- [REQUIREMENT]: State the number of lines that contain the word "JSON", and add nothing else.

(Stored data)

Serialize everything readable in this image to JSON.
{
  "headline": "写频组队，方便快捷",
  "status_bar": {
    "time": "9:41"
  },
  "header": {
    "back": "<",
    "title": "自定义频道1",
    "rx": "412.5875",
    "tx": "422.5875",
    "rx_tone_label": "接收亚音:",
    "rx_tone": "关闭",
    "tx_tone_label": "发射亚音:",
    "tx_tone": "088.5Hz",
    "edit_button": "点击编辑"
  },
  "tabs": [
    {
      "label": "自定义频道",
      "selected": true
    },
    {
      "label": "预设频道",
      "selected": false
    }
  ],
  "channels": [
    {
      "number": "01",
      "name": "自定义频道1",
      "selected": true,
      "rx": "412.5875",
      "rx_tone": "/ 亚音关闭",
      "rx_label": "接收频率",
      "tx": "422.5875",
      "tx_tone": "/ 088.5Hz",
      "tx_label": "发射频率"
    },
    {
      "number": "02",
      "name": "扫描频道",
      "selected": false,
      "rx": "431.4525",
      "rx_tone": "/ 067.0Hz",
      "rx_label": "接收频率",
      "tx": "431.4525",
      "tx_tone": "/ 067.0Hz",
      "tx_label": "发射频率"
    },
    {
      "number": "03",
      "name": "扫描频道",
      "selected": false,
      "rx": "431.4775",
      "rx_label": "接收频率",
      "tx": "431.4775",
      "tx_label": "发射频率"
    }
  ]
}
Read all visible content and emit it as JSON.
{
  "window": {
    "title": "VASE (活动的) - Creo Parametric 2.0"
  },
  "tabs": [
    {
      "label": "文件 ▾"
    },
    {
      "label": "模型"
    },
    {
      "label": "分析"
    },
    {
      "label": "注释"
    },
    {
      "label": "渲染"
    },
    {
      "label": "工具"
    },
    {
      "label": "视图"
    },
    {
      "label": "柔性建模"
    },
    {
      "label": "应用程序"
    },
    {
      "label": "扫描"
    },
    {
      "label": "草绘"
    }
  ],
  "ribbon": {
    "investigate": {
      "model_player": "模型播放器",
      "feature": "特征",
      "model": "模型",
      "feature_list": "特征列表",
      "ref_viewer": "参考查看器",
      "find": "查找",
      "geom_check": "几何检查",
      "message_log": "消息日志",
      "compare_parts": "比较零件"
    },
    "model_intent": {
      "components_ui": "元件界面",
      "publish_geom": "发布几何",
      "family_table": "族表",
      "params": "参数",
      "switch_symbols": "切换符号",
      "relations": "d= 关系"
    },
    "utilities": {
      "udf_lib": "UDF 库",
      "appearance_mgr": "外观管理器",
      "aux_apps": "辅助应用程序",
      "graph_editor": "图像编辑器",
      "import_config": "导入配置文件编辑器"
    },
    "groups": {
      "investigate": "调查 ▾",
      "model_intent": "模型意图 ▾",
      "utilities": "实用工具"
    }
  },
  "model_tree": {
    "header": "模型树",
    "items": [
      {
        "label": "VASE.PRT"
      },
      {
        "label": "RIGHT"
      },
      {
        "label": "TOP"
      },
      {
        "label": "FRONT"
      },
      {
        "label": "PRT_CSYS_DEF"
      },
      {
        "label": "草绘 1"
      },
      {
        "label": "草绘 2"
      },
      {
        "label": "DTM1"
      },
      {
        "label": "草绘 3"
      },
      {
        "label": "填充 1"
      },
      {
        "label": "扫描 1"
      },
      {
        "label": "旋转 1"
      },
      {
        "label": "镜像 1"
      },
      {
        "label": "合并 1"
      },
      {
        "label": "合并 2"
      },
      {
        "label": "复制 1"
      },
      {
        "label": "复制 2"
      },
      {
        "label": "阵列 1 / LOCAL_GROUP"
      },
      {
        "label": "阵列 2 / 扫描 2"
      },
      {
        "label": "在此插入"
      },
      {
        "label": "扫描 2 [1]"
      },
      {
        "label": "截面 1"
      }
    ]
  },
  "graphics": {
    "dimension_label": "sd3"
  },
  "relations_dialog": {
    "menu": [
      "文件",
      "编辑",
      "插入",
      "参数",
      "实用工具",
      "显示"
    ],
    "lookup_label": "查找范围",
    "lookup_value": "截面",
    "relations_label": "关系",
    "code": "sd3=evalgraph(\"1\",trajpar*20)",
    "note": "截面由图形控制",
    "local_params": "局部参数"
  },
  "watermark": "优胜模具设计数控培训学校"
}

- [ANSWER TO THIS EXERCISE]: 2